→ **Stated task**
Using the records below, locate all lines containing "interest" and return them.

→ **Records supplied**
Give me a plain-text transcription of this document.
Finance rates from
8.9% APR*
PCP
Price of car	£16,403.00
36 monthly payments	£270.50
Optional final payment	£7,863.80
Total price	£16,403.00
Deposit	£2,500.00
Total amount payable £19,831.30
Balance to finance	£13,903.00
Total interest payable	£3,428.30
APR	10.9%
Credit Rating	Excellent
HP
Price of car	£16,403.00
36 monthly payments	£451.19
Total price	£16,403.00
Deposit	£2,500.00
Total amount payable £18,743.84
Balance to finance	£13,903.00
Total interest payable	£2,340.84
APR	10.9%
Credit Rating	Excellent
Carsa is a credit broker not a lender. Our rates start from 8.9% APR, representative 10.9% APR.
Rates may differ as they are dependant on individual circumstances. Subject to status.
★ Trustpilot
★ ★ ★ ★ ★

→ **Result of the exercise**
Total interest payable	£3,428.30
Total interest payable	£2,340.84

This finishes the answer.